— start of TASK INPUT —

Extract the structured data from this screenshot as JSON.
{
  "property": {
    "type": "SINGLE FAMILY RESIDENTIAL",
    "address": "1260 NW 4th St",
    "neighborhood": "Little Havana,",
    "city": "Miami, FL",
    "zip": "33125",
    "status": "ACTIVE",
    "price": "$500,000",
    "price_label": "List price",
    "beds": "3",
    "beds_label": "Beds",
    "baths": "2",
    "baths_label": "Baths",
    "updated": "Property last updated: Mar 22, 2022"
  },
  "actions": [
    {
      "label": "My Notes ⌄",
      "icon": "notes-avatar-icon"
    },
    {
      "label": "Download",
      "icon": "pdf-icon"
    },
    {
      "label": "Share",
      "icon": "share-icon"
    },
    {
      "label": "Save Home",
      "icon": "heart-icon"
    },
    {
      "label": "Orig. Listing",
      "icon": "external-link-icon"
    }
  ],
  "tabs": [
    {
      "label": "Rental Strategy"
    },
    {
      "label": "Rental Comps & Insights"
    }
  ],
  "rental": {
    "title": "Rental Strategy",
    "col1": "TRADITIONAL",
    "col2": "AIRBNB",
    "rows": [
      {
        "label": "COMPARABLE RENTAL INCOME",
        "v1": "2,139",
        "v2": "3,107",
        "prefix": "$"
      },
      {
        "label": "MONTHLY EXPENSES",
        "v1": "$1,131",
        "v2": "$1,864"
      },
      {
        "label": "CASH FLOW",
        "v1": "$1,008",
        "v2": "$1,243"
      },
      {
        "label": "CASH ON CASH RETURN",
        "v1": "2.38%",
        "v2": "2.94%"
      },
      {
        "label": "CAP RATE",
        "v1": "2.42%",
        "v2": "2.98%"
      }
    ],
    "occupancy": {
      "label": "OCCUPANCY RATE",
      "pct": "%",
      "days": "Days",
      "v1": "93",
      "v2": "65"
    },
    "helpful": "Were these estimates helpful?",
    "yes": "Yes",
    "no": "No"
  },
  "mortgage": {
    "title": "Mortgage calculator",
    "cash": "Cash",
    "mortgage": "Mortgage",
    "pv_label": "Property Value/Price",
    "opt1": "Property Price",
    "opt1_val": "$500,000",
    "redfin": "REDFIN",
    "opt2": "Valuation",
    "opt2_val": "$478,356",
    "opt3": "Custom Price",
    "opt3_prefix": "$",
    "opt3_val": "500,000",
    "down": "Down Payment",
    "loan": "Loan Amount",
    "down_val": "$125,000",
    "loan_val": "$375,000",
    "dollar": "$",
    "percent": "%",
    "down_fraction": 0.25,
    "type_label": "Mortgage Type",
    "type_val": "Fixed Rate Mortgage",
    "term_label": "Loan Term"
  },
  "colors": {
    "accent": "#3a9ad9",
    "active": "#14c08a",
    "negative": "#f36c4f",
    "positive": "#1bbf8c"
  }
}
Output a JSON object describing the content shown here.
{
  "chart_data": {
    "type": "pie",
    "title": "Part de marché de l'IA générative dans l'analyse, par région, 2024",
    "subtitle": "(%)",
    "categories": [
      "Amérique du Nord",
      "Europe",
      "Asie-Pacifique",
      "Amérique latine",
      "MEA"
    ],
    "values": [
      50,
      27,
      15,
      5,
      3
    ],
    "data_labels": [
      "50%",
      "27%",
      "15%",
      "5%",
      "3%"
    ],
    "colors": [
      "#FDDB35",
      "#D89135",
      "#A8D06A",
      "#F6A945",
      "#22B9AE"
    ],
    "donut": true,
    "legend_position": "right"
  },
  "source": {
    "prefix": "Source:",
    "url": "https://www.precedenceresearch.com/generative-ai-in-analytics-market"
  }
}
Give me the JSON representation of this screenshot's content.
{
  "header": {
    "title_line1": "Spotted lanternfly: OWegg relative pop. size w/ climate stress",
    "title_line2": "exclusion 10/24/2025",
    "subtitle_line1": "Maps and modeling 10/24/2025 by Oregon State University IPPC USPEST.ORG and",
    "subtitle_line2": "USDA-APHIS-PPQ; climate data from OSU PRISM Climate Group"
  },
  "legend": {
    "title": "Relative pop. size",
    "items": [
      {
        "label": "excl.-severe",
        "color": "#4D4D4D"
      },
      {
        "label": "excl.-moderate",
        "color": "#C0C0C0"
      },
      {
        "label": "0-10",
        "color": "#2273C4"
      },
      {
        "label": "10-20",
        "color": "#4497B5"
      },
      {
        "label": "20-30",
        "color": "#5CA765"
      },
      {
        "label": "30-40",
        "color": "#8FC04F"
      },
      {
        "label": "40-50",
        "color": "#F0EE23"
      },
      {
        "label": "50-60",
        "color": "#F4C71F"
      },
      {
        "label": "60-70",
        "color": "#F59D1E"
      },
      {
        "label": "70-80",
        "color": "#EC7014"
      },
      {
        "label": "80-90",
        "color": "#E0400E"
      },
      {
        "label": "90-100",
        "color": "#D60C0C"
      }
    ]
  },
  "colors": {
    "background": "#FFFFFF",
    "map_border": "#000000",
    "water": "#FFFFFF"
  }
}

— end of TASK INPUT —

▶ **TASK BRIEF**
Go through the listing above and return every line where the word "climate" occurs.

▶ **RESULT FOR THIS EXERCISE**
    "title_line1": "Spotted lanternfly: OWegg relative pop. size w/ climate stress",
    "subtitle_line2": "USDA-APHIS-PPQ; climate data from OSU PRISM Climate Group"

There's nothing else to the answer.